━━━━━ Provided data

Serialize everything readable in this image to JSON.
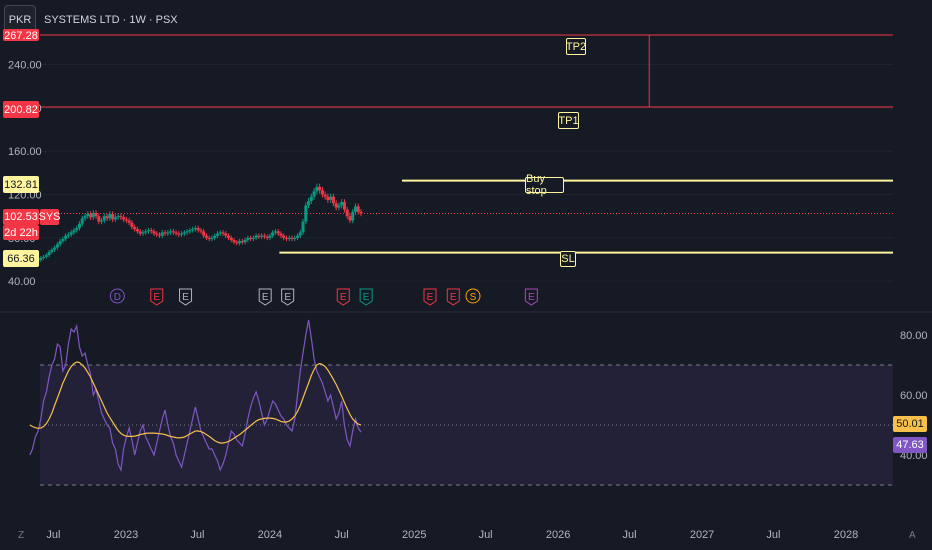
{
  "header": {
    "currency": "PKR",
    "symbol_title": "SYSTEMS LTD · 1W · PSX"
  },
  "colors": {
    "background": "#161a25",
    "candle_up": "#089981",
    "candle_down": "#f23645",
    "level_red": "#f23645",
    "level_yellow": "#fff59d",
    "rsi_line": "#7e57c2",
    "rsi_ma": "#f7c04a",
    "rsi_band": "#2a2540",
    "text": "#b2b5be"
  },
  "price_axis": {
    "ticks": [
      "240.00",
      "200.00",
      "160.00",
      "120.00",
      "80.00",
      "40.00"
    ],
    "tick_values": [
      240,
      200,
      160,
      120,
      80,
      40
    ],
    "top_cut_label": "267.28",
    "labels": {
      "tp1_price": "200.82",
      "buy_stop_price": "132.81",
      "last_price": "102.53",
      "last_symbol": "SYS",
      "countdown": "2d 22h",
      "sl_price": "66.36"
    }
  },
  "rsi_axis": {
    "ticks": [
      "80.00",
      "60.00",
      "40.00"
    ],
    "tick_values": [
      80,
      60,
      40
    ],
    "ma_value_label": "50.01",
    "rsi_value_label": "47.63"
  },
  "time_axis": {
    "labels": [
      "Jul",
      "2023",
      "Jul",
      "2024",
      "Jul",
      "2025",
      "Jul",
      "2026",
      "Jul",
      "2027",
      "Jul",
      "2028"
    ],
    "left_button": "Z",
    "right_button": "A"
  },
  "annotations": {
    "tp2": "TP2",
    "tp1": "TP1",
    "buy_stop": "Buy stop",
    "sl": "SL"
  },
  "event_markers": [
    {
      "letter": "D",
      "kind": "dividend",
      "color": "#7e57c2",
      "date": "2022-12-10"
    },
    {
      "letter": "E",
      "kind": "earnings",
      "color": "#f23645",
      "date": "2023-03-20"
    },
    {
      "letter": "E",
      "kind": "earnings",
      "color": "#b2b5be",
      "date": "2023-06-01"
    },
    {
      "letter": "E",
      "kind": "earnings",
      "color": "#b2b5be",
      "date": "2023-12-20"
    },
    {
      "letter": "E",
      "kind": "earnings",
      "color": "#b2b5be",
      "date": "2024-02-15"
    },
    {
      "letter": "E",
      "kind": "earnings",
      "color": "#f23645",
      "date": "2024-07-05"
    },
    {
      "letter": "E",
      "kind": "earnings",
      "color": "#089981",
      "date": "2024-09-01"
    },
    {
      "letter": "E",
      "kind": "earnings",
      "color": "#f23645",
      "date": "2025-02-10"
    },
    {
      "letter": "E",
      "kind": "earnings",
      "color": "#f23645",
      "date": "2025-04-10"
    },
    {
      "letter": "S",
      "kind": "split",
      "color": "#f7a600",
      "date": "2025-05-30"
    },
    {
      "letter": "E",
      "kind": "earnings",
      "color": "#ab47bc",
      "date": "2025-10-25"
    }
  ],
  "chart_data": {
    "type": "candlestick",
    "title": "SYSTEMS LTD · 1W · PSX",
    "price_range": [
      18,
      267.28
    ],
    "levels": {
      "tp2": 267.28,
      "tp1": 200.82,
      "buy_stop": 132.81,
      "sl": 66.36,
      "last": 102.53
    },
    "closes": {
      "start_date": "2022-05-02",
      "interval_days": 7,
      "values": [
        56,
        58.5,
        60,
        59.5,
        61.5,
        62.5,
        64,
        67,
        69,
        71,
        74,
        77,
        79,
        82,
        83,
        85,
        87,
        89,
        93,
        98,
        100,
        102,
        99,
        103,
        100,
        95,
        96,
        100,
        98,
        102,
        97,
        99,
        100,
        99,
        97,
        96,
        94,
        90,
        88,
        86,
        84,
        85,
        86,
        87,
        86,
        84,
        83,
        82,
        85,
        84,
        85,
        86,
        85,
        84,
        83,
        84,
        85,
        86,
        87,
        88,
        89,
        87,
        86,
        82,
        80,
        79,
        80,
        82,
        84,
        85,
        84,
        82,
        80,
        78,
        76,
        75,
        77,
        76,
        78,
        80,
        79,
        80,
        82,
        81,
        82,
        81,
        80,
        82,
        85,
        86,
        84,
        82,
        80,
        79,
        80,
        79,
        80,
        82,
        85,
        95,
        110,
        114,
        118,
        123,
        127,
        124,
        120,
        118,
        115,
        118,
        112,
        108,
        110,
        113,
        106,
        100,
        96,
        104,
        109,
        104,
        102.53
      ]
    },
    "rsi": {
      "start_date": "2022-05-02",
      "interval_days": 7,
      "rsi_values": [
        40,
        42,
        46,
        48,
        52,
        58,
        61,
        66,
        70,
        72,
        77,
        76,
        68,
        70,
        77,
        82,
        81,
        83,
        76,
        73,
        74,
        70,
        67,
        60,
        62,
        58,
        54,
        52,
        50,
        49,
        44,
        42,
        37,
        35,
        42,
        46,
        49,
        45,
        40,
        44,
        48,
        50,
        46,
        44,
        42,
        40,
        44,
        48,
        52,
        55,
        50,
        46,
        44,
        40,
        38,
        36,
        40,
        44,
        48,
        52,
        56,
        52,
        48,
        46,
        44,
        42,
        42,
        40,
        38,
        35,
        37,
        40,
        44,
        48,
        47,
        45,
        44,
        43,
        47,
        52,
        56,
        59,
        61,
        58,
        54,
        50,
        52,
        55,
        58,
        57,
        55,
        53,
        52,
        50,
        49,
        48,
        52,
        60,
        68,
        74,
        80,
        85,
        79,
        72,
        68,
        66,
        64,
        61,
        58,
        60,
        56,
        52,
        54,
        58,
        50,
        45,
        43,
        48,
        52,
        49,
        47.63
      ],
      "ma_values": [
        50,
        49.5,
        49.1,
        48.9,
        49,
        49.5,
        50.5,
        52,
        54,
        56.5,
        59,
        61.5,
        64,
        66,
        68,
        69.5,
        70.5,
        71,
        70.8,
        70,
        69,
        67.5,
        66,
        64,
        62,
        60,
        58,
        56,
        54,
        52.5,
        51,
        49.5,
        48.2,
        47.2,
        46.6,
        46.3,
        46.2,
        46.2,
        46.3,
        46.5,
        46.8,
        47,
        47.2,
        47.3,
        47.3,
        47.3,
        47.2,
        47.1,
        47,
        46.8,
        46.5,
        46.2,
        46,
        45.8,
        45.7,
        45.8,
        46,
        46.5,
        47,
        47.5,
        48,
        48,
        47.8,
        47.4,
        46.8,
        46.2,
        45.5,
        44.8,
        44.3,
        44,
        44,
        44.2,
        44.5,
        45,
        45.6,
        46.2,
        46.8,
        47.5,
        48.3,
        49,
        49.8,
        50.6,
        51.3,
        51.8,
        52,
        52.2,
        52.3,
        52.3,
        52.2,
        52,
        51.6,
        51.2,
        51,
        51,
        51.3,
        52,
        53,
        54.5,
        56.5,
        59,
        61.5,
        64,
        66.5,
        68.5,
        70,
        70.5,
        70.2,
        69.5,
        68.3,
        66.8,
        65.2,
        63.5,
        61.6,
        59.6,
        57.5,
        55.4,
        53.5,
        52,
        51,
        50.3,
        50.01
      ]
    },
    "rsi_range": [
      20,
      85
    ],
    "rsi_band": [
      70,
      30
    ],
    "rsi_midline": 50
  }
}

━━━━━━━━━━

▶ What needs to be done: Repeat each entry exactly as given; no pictures belong in the copy.

▶ Task answer:
Serialize everything readable in this image to JSON.
{
  "header": {
    "currency": "PKR",
    "symbol_title": "SYSTEMS LTD · 1W · PSX"
  },
  "colors": {
    "background": "#161a25",
    "candle_up": "#089981",
    "candle_down": "#f23645",
    "level_red": "#f23645",
    "level_yellow": "#fff59d",
    "rsi_line": "#7e57c2",
    "rsi_ma": "#f7c04a",
    "rsi_band": "#2a2540",
    "text": "#b2b5be"
  },
  "price_axis": {
    "ticks": [
      "240.00",
      "200.00",
      "160.00",
      "120.00",
      "80.00",
      "40.00"
    ],
    "tick_values": [
      240,
      200,
      160,
      120,
      80,
      40
    ],
    "top_cut_label": "267.28",
    "labels": {
      "tp1_price": "200.82",
      "buy_stop_price": "132.81",
      "last_price": "102.53",
      "last_symbol": "SYS",
      "countdown": "2d 22h",
      "sl_price": "66.36"
    }
  },
  "rsi_axis": {
    "ticks": [
      "80.00",
      "60.00",
      "40.00"
    ],
    "tick_values": [
      80,
      60,
      40
    ],
    "ma_value_label": "50.01",
    "rsi_value_label": "47.63"
  },
  "time_axis": {
    "labels": [
      "Jul",
      "2023",
      "Jul",
      "2024",
      "Jul",
      "2025",
      "Jul",
      "2026",
      "Jul",
      "2027",
      "Jul",
      "2028"
    ],
    "left_button": "Z",
    "right_button": "A"
  },
  "annotations": {
    "tp2": "TP2",
    "tp1": "TP1",
    "buy_stop": "Buy stop",
    "sl": "SL"
  },
  "event_markers": [
    {
      "letter": "D",
      "kind": "dividend",
      "color": "#7e57c2",
      "date": "2022-12-10"
    },
    {
      "letter": "E",
      "kind": "earnings",
      "color": "#f23645",
      "date": "2023-03-20"
    },
    {
      "letter": "E",
      "kind": "earnings",
      "color": "#b2b5be",
      "date": "2023-06-01"
    },
    {
      "letter": "E",
      "kind": "earnings",
      "color": "#b2b5be",
      "date": "2023-12-20"
    },
    {
      "letter": "E",
      "kind": "earnings",
      "color": "#b2b5be",
      "date": "2024-02-15"
    },
    {
      "letter": "E",
      "kind": "earnings",
      "color": "#f23645",
      "date": "2024-07-05"
    },
    {
      "letter": "E",
      "kind": "earnings",
      "color": "#089981",
      "date": "2024-09-01"
    },
    {
      "letter": "E",
      "kind": "earnings",
      "color": "#f23645",
      "date": "2025-02-10"
    },
    {
      "letter": "E",
      "kind": "earnings",
      "color": "#f23645",
      "date": "2025-04-10"
    },
    {
      "letter": "S",
      "kind": "split",
      "color": "#f7a600",
      "date": "2025-05-30"
    },
    {
      "letter": "E",
      "kind": "earnings",
      "color": "#ab47bc",
      "date": "2025-10-25"
    }
  ],
  "chart_data": {
    "type": "candlestick",
    "title": "SYSTEMS LTD · 1W · PSX",
    "price_range": [
      18,
      267.28
    ],
    "levels": {
      "tp2": 267.28,
      "tp1": 200.82,
      "buy_stop": 132.81,
      "sl": 66.36,
      "last": 102.53
    },
    "closes": {
      "start_date": "2022-05-02",
      "interval_days": 7,
      "values": [
        56,
        58.5,
        60,
        59.5,
        61.5,
        62.5,
        64,
        67,
        69,
        71,
        74,
        77,
        79,
        82,
        83,
        85,
        87,
        89,
        93,
        98,
        100,
        102,
        99,
        103,
        100,
        95,
        96,
        100,
        98,
        102,
        97,
        99,
        100,
        99,
        97,
        96,
        94,
        90,
        88,
        86,
        84,
        85,
        86,
        87,
        86,
        84,
        83,
        82,
        85,
        84,
        85,
        86,
        85,
        84,
        83,
        84,
        85,
        86,
        87,
        88,
        89,
        87,
        86,
        82,
        80,
        79,
        80,
        82,
        84,
        85,
        84,
        82,
        80,
        78,
        76,
        75,
        77,
        76,
        78,
        80,
        79,
        80,
        82,
        81,
        82,
        81,
        80,
        82,
        85,
        86,
        84,
        82,
        80,
        79,
        80,
        79,
        80,
        82,
        85,
        95,
        110,
        114,
        118,
        123,
        127,
        124,
        120,
        118,
        115,
        118,
        112,
        108,
        110,
        113,
        106,
        100,
        96,
        104,
        109,
        104,
        102.53
      ]
    },
    "rsi": {
      "start_date": "2022-05-02",
      "interval_days": 7,
      "rsi_values": [
        40,
        42,
        46,
        48,
        52,
        58,
        61,
        66,
        70,
        72,
        77,
        76,
        68,
        70,
        77,
        82,
        81,
        83,
        76,
        73,
        74,
        70,
        67,
        60,
        62,
        58,
        54,
        52,
        50,
        49,
        44,
        42,
        37,
        35,
        42,
        46,
        49,
        45,
        40,
        44,
        48,
        50,
        46,
        44,
        42,
        40,
        44,
        48,
        52,
        55,
        50,
        46,
        44,
        40,
        38,
        36,
        40,
        44,
        48,
        52,
        56,
        52,
        48,
        46,
        44,
        42,
        42,
        40,
        38,
        35,
        37,
        40,
        44,
        48,
        47,
        45,
        44,
        43,
        47,
        52,
        56,
        59,
        61,
        58,
        54,
        50,
        52,
        55,
        58,
        57,
        55,
        53,
        52,
        50,
        49,
        48,
        52,
        60,
        68,
        74,
        80,
        85,
        79,
        72,
        68,
        66,
        64,
        61,
        58,
        60,
        56,
        52,
        54,
        58,
        50,
        45,
        43,
        48,
        52,
        49,
        47.63
      ],
      "ma_values": [
        50,
        49.5,
        49.1,
        48.9,
        49,
        49.5,
        50.5,
        52,
        54,
        56.5,
        59,
        61.5,
        64,
        66,
        68,
        69.5,
        70.5,
        71,
        70.8,
        70,
        69,
        67.5,
        66,
        64,
        62,
        60,
        58,
        56,
        54,
        52.5,
        51,
        49.5,
        48.2,
        47.2,
        46.6,
        46.3,
        46.2,
        46.2,
        46.3,
        46.5,
        46.8,
        47,
        47.2,
        47.3,
        47.3,
        47.3,
        47.2,
        47.1,
        47,
        46.8,
        46.5,
        46.2,
        46,
        45.8,
        45.7,
        45.8,
        46,
        46.5,
        47,
        47.5,
        48,
        48,
        47.8,
        47.4,
        46.8,
        46.2,
        45.5,
        44.8,
        44.3,
        44,
        44,
        44.2,
        44.5,
        45,
        45.6,
        46.2,
        46.8,
        47.5,
        48.3,
        49,
        49.8,
        50.6,
        51.3,
        51.8,
        52,
        52.2,
        52.3,
        52.3,
        52.2,
        52,
        51.6,
        51.2,
        51,
        51,
        51.3,
        52,
        53,
        54.5,
        56.5,
        59,
        61.5,
        64,
        66.5,
        68.5,
        70,
        70.5,
        70.2,
        69.5,
        68.3,
        66.8,
        65.2,
        63.5,
        61.6,
        59.6,
        57.5,
        55.4,
        53.5,
        52,
        51,
        50.3,
        50.01
      ]
    },
    "rsi_range": [
      20,
      85
    ],
    "rsi_band": [
      70,
      30
    ],
    "rsi_midline": 50
  }
}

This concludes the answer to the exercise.